[Things to do]
(1) Return the Houtman Abrolhos passage from "Geraldton Airport (which" up to and including "a Portuguese name.".
(2) According to the Houtman Abrolhos passage, which animal common on the islands was the first Australian marsupial ever recorded by Europeans?
(3) Render this sentence from the Houtman Abrolhos passage in Spanish: "None of the islands rises more than 14 metres above sea level."

[Supplied passage]
(begin)

Historically significant chain of islands of the Western Australian coast 60 km west of Geraldton.

The Houtman Abrolhos is an archipelago of 122 islands stretching across 100 km of the Indian Ocean and including the Wallabi, Easter and Pelsaert groups. About 10,000 years ago the islands were part of the Australian mainland until they were separated by rising sea waters. None of the islands rises more than 14 metres above sea level. They are home to a rich variety of fauna particularly sea bird life including the rare lesser noddy tern, the brush bronzewing pigeon and the painted quail. Over two million birds from 35 species live on the islands. The Tammar Wallaby which is common on the islands was the first Australian marsupial ever recorded by Europeans. The islands are home to sea lions, dolphins and migratory whales and to over 140 species of native flora all of which are protected. Today twenty-two of the Abrolhos islands are home to lobster fishermen and their families who sustain the island's multimillion dollar western rock lobster industry. The islands are controlled by the Western Australian Department of Fisheries. There are tours which travel to the Abrolhos from Geraldton but no visitor is allowed to stay the night.


Geraldton Airport (which is 11 km from the centre of town) is located 434 km north of Perth via the Brand Highway and the Houtman Abrolhos islands are approximately 60 km west of the town.


Origin of Name

Abrolhos is a word derived from the Portuguese 'abri vossos olhos!' which can be translated as "open your eyes - keep good watch!" It was coined by the Dutch navigator F. de Houtman who named the islands when he reached them in 1619. No one knows why he decided they should have a Portuguese name.


Things to See and Do

The Islands
For information about the islands, particularly information about fishing, diving and boating, download the 43-page brochure The Abrolhos Islands: Information Guide. The guide available at http://www.fish.wa.gov.au/Documents/recreational_fishing/fhpa/abrolhos_islands_information_guide.pdf and is detailed and comprehensive.

The Wreck of the Batavia
The story of the wreck of the Dutch East India merchantman, the Batavia, and the subsequent murder of 125 of the survivors, is one of the most important and gruesome events in early Australian history.

The Dutch, who had established a trading post at Batavia in the Dutch East Indies (now Jakarta in Indonesia), were sailing the Roaring Forties to Terra Australis Incognito and then heading north. The problem was that, given the unreliable nature of navigation and the storms in the Roaring Forties, they ended up not knowing how far they had sailed east and kept crashing into the coast.

(end)

[Stored data]
(begin)

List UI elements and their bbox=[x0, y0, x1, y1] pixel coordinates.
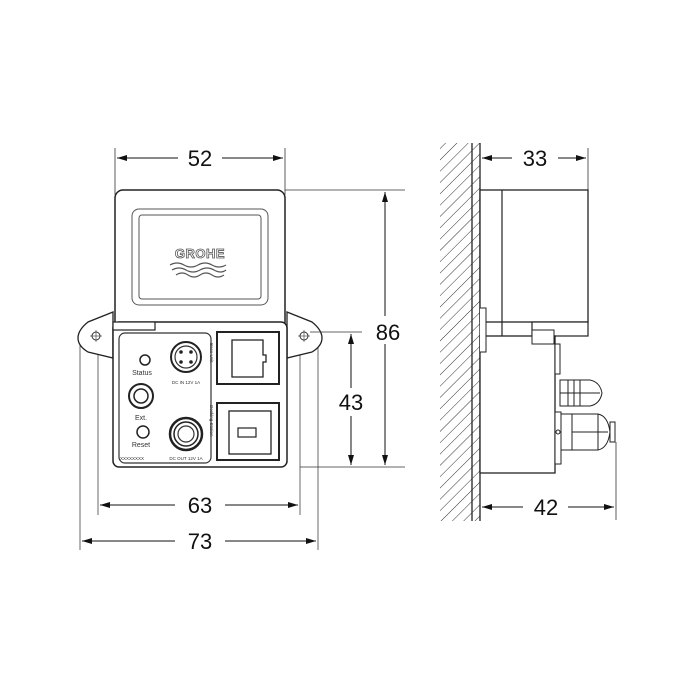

(end)

[Results]
(1)
Geraldton Airport (which is 11 km from the centre of town) is located 434 km north of Perth via the Brand Highway and the Houtman Abrolhos islands are approximately 60 km west of the town.


Origin of Name

Abrolhos is a word derived from the Portuguese 'abri vossos olhos!' which can be translated as "open your eyes - keep good watch!" It was coined by the Dutch navigator F. de Houtman who named the islands when he reached them in 1619. No one knows why he decided they should have a Portuguese name.

(2) The Tammar Wallaby.

(3) Ninguna de las islas se eleva más de 14 metros sobre el nivel del mar.